[Data records Boundary: Start]
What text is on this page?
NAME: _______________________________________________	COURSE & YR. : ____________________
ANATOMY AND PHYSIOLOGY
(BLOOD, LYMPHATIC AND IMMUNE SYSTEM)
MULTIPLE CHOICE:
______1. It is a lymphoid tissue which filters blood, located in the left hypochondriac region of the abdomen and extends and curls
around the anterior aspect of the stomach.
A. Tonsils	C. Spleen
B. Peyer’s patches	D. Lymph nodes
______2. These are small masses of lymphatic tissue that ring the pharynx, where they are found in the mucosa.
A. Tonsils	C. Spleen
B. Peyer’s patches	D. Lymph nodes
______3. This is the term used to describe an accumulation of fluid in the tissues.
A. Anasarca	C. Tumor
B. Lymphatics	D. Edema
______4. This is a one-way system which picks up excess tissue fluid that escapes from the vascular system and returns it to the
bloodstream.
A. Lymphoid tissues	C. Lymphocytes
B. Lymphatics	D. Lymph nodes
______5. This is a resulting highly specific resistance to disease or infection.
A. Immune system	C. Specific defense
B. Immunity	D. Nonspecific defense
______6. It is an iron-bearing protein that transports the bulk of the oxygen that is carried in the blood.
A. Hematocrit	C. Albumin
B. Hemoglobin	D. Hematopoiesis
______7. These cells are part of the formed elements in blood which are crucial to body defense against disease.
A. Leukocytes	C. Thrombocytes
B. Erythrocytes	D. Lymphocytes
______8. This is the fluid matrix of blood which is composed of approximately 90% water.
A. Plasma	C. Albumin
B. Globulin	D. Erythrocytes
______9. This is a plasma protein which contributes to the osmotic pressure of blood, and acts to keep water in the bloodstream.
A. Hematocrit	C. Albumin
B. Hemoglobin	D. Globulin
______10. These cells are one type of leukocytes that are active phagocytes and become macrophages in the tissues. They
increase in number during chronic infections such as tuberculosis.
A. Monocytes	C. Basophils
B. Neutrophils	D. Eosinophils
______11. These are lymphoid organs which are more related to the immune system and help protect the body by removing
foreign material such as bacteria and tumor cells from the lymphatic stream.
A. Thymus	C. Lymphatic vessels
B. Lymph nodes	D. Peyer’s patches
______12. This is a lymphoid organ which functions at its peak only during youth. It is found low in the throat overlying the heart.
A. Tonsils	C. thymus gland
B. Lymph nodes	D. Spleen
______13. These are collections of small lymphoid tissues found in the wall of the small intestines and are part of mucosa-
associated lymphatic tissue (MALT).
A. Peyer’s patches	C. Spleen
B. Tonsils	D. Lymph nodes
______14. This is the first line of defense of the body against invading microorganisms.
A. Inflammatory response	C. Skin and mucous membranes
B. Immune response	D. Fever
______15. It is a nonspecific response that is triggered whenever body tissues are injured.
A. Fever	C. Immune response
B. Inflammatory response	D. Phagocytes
[Data records Boundary: End]
[Task requirements] Go through the entries above and pull out each line with "Globulin" in it.

[Your response]
B. Globulin	D. Erythrocytes
B. Hemoglobin	D. Globulin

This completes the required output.